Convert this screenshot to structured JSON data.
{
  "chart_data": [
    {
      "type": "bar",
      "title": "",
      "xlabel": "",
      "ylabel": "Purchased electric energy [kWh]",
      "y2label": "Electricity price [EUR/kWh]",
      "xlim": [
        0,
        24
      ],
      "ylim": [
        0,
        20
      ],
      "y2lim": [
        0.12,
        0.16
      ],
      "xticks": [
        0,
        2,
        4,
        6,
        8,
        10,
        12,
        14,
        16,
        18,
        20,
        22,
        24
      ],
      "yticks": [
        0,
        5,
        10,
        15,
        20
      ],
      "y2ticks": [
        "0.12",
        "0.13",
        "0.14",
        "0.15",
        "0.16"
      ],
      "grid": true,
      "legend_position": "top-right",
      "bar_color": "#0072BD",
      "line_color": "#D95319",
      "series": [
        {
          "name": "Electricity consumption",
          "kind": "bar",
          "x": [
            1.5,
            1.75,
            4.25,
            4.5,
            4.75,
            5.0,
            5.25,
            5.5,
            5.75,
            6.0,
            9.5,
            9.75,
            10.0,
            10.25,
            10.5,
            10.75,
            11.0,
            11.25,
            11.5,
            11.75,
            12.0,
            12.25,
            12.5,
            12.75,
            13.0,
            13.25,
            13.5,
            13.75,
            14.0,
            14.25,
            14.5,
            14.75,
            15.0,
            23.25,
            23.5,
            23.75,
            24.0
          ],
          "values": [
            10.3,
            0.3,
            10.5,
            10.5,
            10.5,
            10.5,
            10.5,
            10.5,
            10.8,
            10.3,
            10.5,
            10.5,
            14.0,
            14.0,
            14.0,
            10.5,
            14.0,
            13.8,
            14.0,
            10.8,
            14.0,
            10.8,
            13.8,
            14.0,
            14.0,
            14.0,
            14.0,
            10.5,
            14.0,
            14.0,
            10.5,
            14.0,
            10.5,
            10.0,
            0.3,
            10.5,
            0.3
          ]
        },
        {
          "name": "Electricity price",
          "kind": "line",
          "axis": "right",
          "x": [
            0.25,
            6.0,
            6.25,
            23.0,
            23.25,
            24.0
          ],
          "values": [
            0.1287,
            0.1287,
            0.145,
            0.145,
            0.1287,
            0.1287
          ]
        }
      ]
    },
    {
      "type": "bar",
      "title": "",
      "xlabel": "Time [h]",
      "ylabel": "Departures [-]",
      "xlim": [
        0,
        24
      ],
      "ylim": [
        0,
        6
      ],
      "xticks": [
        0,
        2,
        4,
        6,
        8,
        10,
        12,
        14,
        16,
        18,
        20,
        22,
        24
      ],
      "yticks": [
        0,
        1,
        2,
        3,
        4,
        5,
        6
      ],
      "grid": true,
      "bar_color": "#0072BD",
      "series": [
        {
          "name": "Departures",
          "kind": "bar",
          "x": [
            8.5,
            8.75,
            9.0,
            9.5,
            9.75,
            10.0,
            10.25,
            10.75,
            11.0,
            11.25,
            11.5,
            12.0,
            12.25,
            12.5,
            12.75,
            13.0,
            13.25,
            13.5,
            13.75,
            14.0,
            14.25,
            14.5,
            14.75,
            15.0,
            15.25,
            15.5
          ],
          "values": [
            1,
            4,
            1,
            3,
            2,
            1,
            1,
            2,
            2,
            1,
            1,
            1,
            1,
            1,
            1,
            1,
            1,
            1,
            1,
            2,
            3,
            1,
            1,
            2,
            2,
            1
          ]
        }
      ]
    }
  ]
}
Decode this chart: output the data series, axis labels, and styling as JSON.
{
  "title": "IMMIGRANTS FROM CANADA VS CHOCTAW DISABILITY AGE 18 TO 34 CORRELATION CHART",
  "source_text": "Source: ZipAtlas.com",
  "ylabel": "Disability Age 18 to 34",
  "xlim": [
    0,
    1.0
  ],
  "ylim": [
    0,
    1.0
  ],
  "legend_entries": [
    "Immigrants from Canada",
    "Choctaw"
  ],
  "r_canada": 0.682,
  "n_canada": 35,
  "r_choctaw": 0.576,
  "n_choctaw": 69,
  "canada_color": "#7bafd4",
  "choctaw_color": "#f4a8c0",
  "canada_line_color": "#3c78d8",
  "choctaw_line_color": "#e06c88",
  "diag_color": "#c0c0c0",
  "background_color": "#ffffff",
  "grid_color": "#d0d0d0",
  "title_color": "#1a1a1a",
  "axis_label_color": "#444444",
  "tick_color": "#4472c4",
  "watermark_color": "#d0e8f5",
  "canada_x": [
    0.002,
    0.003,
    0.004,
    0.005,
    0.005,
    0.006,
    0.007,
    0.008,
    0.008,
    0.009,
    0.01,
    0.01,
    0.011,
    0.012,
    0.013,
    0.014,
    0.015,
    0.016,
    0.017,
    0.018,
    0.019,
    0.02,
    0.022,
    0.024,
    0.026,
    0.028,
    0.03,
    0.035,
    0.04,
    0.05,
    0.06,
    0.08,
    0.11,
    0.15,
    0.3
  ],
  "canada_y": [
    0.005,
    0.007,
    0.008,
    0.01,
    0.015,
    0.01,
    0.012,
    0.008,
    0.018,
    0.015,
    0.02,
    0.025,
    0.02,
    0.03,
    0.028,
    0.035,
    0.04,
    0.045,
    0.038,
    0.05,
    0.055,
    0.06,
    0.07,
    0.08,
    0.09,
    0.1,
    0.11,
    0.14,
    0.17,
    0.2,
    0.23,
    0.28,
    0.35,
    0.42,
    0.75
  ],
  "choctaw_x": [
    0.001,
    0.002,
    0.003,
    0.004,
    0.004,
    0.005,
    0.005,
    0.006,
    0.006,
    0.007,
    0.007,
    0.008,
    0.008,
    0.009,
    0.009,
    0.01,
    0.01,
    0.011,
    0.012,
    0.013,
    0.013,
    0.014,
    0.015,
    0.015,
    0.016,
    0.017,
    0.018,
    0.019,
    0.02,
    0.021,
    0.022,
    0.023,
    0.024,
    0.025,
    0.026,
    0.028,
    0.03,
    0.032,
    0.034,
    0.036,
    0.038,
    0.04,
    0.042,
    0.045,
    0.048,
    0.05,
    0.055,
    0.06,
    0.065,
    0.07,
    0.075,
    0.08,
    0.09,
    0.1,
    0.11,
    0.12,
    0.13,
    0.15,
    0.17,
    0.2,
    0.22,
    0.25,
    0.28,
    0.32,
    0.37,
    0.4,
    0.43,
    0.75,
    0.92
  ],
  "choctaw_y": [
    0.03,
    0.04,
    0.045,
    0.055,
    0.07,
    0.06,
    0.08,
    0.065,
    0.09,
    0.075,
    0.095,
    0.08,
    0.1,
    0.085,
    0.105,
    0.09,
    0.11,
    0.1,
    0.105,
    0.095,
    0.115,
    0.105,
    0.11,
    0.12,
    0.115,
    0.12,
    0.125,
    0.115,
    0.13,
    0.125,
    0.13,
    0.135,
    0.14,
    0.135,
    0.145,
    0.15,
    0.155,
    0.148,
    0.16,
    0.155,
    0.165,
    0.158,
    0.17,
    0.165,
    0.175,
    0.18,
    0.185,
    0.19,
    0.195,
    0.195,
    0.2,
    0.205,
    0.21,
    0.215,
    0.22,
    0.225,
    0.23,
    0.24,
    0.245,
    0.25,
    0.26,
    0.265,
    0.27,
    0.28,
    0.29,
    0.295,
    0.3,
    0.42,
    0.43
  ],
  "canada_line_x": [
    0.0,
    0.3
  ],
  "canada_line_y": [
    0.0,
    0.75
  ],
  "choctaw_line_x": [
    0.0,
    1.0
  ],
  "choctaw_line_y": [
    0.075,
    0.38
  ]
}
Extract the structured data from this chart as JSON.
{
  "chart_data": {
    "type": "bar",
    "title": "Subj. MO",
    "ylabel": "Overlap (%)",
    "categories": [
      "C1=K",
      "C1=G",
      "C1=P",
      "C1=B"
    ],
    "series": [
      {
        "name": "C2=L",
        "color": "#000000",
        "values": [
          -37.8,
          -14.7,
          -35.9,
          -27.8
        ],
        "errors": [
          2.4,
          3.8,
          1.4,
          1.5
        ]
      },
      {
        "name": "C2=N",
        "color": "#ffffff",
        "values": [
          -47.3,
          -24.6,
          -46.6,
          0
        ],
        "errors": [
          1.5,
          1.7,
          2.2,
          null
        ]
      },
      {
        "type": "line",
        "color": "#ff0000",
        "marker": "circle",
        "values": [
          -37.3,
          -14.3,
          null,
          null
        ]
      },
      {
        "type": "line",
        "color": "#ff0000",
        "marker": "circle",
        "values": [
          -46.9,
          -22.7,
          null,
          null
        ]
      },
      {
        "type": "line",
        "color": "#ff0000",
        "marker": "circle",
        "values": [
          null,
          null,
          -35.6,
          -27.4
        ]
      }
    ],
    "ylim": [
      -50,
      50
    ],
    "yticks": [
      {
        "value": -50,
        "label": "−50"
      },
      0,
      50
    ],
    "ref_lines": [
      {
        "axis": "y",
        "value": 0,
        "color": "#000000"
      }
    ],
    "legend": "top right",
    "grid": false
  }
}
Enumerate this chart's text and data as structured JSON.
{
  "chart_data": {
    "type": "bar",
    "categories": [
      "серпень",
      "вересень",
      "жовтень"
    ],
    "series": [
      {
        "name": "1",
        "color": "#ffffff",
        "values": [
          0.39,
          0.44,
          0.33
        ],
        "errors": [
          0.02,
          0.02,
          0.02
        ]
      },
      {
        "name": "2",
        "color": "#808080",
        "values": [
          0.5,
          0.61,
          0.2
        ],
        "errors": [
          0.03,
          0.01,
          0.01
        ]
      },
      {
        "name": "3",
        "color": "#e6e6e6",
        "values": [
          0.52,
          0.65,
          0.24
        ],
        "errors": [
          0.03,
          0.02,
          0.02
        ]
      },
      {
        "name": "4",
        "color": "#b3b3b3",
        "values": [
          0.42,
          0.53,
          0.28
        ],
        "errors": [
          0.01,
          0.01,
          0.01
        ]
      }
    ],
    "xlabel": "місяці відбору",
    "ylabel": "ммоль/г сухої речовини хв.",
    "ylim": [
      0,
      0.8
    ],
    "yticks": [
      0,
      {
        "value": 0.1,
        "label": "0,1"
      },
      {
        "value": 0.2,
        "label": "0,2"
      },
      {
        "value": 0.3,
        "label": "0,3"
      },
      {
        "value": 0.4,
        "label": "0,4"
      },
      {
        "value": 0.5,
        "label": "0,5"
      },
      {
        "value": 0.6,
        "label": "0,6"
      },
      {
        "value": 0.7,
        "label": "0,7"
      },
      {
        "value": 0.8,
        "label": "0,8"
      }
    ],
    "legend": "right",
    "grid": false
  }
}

------------

Pull out and copy each line containing the string "xlabel".

      "xlabel": "",
      "xlabel": "Time [h]",
    "xlabel": "місяці відбору",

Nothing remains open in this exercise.